WORKING DATA.
● ● ● ● ● ● ●
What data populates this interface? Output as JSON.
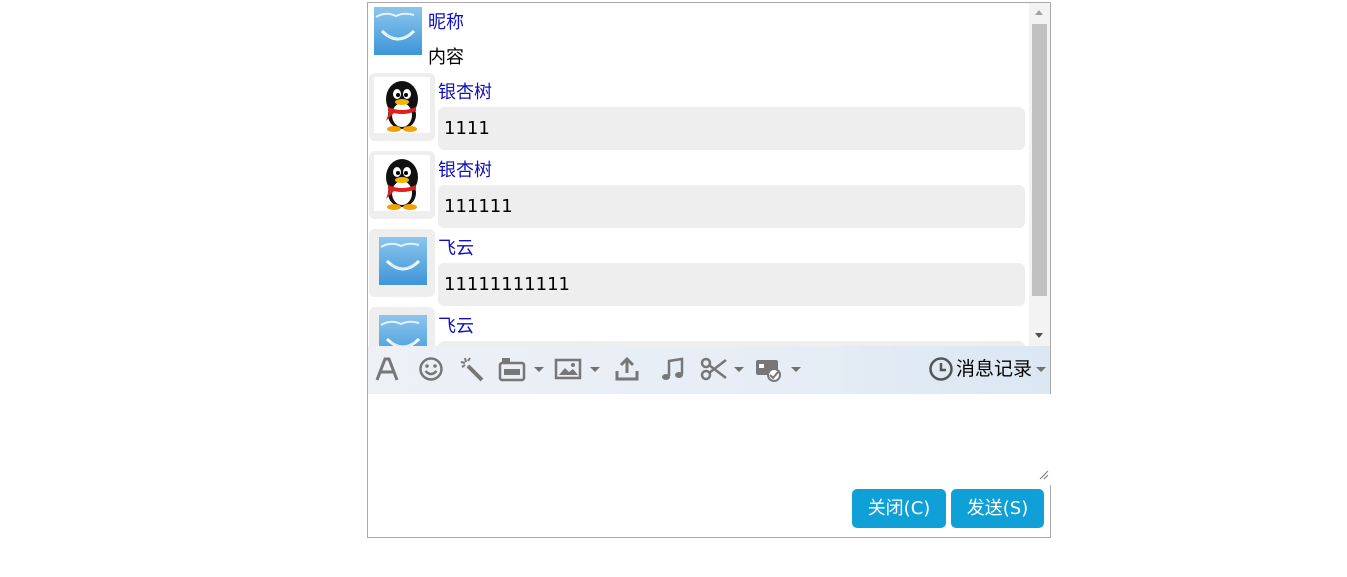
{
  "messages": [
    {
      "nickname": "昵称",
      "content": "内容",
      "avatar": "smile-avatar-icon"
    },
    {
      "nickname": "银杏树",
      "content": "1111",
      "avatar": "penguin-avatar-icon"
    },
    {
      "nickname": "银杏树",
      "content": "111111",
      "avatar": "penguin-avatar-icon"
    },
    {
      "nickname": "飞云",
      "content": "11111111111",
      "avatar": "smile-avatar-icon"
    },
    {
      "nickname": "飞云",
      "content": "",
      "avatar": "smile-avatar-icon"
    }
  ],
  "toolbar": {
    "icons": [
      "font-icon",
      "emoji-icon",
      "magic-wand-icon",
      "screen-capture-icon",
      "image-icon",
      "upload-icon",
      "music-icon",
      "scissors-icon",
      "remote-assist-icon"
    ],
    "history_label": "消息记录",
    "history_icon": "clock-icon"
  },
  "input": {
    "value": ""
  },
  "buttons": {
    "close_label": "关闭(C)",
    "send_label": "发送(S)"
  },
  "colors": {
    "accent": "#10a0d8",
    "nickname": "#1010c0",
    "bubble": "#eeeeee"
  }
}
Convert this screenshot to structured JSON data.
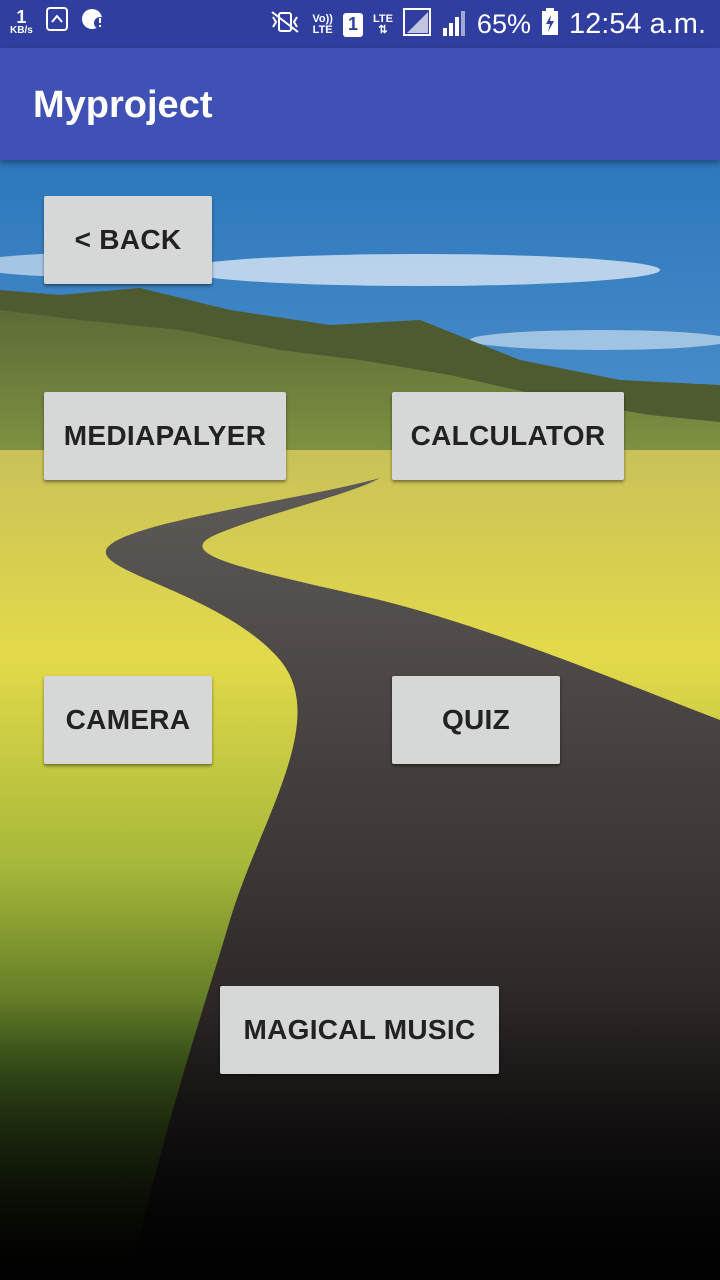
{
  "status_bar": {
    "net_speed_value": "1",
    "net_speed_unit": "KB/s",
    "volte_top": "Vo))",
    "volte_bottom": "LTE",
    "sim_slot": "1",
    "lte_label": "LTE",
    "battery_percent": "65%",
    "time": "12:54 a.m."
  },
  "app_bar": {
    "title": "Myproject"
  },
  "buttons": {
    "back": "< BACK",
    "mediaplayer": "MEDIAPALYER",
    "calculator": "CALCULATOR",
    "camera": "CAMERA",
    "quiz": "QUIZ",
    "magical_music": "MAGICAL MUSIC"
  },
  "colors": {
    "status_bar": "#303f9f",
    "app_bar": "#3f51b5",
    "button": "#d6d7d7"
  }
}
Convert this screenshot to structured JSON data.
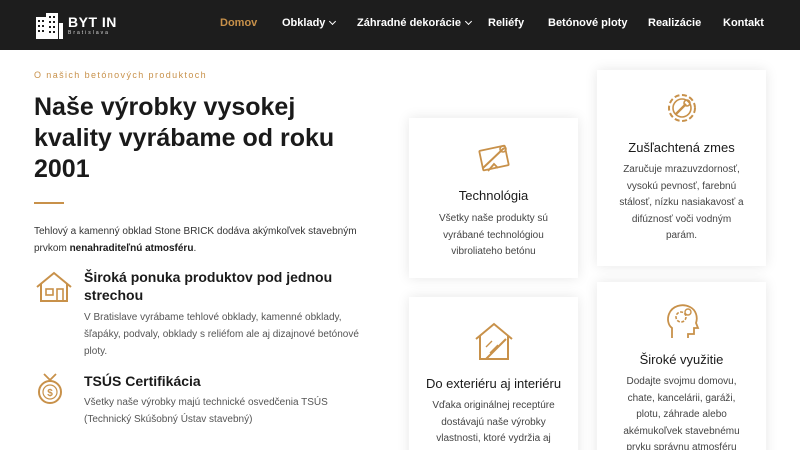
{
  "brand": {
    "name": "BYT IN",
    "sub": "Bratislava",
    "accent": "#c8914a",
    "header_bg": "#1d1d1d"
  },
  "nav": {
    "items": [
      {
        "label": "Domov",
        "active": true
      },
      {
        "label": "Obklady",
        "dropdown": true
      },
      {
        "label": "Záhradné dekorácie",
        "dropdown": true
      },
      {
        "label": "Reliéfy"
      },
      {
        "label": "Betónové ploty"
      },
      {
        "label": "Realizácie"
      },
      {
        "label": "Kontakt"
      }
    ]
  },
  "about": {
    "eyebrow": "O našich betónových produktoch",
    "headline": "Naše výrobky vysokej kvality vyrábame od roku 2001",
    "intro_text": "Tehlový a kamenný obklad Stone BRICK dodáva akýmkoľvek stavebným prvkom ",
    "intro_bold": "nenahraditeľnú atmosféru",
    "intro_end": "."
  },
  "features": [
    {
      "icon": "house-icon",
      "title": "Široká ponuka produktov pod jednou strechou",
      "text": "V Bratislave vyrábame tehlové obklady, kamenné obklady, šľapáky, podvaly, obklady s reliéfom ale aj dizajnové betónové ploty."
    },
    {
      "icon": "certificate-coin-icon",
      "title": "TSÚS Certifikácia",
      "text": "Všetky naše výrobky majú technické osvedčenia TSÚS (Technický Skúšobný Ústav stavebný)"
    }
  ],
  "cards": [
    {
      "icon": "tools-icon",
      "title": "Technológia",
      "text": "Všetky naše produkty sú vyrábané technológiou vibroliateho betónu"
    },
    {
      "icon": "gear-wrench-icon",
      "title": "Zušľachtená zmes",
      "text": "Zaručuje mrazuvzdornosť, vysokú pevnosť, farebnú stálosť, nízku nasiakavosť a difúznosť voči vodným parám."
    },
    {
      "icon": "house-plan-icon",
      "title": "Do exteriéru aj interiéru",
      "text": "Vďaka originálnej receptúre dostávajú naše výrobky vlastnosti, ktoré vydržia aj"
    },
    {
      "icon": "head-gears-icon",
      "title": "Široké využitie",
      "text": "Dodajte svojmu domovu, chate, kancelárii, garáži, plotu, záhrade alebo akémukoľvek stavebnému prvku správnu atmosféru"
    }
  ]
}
● ● ● ● ● ● ●
EXERCISE TASK. List the lines of the entries that include "Všetky".

SOLUTION BELOW.
      "text": "Všetky naše výrobky majú technické osvedčenia TSÚS (Technický Skúšobný Ústav stavebný)"
      "text": "Všetky naše produkty sú vyrábané technológiou vibroliateho betónu"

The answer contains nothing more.